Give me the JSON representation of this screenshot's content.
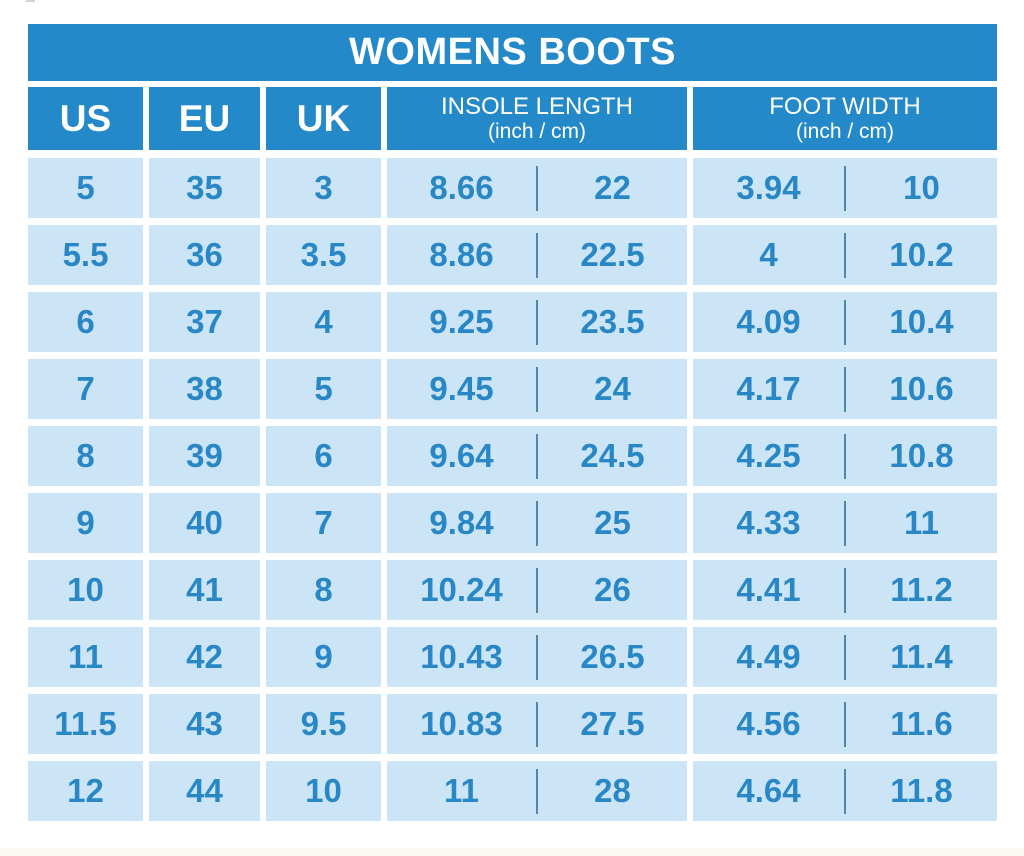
{
  "chart_data": {
    "type": "table",
    "title": "WOMENS BOOTS",
    "header": {
      "us": "US",
      "eu": "EU",
      "uk": "UK",
      "insole_title": "INSOLE LENGTH",
      "insole_sub": "(inch / cm)",
      "footwidth_title": "FOOT WIDTH",
      "footwidth_sub": "(inch / cm)"
    },
    "rows": [
      {
        "us": "5",
        "eu": "35",
        "uk": "3",
        "insole_inch": "8.66",
        "insole_cm": "22",
        "width_inch": "3.94",
        "width_cm": "10"
      },
      {
        "us": "5.5",
        "eu": "36",
        "uk": "3.5",
        "insole_inch": "8.86",
        "insole_cm": "22.5",
        "width_inch": "4",
        "width_cm": "10.2"
      },
      {
        "us": "6",
        "eu": "37",
        "uk": "4",
        "insole_inch": "9.25",
        "insole_cm": "23.5",
        "width_inch": "4.09",
        "width_cm": "10.4"
      },
      {
        "us": "7",
        "eu": "38",
        "uk": "5",
        "insole_inch": "9.45",
        "insole_cm": "24",
        "width_inch": "4.17",
        "width_cm": "10.6"
      },
      {
        "us": "8",
        "eu": "39",
        "uk": "6",
        "insole_inch": "9.64",
        "insole_cm": "24.5",
        "width_inch": "4.25",
        "width_cm": "10.8"
      },
      {
        "us": "9",
        "eu": "40",
        "uk": "7",
        "insole_inch": "9.84",
        "insole_cm": "25",
        "width_inch": "4.33",
        "width_cm": "11"
      },
      {
        "us": "10",
        "eu": "41",
        "uk": "8",
        "insole_inch": "10.24",
        "insole_cm": "26",
        "width_inch": "4.41",
        "width_cm": "11.2"
      },
      {
        "us": "11",
        "eu": "42",
        "uk": "9",
        "insole_inch": "10.43",
        "insole_cm": "26.5",
        "width_inch": "4.49",
        "width_cm": "11.4"
      },
      {
        "us": "11.5",
        "eu": "43",
        "uk": "9.5",
        "insole_inch": "10.83",
        "insole_cm": "27.5",
        "width_inch": "4.56",
        "width_cm": "11.6"
      },
      {
        "us": "12",
        "eu": "44",
        "uk": "10",
        "insole_inch": "11",
        "insole_cm": "28",
        "width_inch": "4.64",
        "width_cm": "11.8"
      }
    ]
  },
  "colors": {
    "header_blue": "#2389C9",
    "cell_blue": "#CBE5F6",
    "text_blue": "#2987C6",
    "divider": "#4E89A8"
  }
}
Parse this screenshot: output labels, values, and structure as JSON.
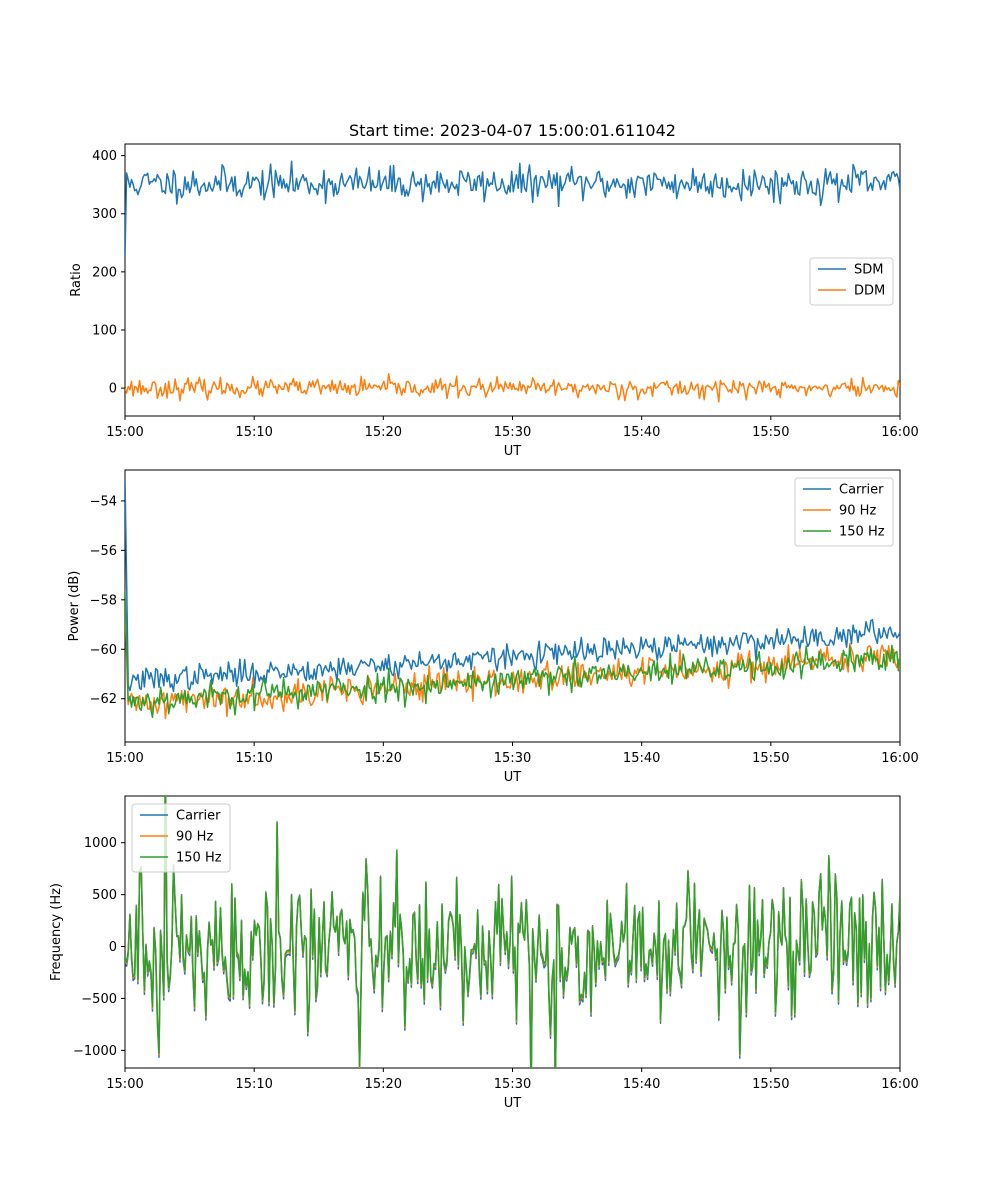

^^^^^^^^^^^^^^^^

List each line of the records that holds the string "screenshot".

**CORRECT ANSWER**
Give me the JSON representation of this screenshot's content.
Parse this screenshot: output labels, values, and structure as JSON.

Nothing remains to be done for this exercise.